Goal: From the records below, copy every line that contains the word "title".

============

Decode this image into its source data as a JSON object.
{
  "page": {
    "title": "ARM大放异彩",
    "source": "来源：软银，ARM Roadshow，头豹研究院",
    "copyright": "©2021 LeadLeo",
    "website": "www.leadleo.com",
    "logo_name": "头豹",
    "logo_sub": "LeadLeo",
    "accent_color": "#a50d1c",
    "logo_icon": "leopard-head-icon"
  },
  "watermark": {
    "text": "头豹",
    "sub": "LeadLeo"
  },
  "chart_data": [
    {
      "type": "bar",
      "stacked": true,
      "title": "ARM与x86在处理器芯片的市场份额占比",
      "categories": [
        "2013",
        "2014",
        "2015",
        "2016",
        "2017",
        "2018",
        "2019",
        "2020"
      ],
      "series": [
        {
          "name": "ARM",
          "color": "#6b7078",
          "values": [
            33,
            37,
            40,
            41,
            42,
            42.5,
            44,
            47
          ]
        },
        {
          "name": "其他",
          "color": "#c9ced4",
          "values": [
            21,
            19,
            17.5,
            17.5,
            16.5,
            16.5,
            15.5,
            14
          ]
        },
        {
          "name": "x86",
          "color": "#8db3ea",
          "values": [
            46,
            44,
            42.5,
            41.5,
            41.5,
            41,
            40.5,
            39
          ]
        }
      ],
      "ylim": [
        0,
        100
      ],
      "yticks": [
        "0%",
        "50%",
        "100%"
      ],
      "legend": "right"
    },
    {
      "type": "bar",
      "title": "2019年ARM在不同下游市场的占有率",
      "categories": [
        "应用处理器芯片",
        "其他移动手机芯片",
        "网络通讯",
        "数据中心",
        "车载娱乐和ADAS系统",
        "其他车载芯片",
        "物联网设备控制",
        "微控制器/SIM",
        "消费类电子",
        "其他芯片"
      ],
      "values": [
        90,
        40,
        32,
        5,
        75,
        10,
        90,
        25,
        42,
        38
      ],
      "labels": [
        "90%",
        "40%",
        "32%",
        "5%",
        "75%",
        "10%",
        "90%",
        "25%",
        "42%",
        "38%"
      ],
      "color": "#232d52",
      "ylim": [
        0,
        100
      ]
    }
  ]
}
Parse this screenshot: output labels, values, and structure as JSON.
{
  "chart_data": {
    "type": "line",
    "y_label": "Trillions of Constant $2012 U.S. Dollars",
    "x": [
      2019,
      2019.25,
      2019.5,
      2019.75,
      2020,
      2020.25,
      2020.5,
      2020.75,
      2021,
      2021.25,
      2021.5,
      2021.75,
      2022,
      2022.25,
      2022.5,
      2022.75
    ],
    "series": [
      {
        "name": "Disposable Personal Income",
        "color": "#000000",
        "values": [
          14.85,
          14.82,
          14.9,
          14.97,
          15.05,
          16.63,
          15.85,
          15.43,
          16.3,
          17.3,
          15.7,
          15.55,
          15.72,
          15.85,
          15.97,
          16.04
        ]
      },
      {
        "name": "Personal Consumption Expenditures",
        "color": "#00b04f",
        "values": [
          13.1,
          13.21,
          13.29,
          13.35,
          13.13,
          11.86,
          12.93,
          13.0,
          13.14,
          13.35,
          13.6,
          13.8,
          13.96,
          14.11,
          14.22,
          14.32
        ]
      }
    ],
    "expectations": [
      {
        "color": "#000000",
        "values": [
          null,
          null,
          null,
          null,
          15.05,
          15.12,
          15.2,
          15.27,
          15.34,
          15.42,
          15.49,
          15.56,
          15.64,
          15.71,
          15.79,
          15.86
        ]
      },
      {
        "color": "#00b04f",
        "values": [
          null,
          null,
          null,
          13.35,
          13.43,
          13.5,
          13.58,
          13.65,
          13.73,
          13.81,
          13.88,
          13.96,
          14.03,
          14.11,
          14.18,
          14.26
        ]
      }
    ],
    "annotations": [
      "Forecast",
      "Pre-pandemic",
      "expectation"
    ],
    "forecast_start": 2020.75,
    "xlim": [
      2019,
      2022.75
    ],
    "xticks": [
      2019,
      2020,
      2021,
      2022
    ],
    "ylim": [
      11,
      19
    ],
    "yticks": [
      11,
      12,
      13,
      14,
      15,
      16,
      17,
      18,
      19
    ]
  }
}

============

Result below:
    "title": "ARM大放异彩",
      "title": "ARM与x86在处理器芯片的市场份额占比",
      "title": "2019年ARM在不同下游市场的占有率",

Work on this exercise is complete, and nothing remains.